** START OF DATA ENTRIES **

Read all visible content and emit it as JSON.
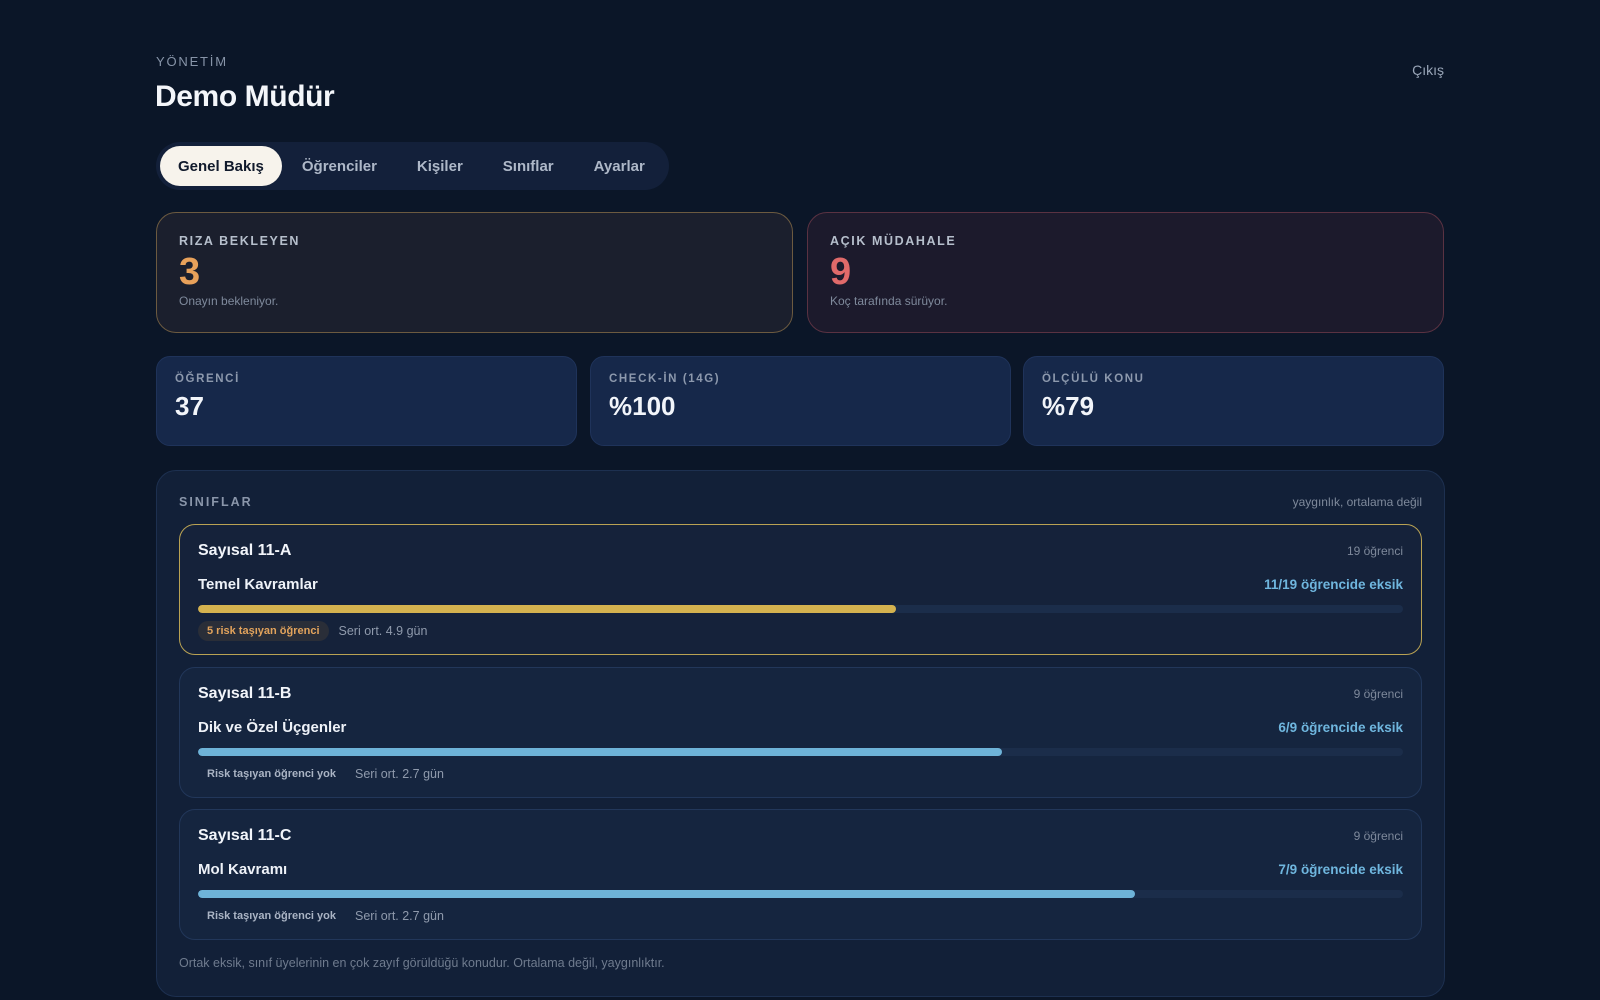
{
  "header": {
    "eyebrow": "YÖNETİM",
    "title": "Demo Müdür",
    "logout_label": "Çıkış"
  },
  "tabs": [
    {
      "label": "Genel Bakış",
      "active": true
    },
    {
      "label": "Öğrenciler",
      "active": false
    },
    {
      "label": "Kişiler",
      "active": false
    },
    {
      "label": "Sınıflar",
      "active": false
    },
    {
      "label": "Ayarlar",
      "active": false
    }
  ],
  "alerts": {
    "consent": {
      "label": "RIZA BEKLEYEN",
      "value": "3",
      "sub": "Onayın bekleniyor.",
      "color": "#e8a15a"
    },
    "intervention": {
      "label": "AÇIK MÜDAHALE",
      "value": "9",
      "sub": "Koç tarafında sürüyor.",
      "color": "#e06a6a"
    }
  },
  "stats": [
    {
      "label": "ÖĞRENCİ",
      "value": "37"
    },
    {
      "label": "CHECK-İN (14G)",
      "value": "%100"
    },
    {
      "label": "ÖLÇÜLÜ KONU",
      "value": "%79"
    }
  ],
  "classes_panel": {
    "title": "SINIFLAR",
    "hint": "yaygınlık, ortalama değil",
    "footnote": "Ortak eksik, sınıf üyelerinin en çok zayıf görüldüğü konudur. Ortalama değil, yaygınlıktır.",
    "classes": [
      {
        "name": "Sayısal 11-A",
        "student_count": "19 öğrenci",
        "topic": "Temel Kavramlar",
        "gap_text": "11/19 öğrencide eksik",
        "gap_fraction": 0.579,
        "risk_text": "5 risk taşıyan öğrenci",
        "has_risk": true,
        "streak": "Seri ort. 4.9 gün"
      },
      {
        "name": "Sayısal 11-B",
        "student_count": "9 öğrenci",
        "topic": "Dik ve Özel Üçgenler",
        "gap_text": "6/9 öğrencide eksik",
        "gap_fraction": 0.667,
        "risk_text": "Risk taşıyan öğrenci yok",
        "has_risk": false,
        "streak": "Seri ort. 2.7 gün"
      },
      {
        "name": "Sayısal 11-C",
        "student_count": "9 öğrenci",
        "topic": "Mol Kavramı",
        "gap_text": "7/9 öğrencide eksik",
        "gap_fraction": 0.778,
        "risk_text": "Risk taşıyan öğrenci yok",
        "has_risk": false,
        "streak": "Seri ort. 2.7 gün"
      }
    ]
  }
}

** END OF DATA ENTRIES **

[WORK INSTRUCTIONS] Find every line that has "öğrencide" in it, then return those lines.

[RESULT OF THIS TASK]
        "gap_text": "11/19 öğrencide eksik",
        "gap_text": "6/9 öğrencide eksik",
        "gap_text": "7/9 öğrencide eksik",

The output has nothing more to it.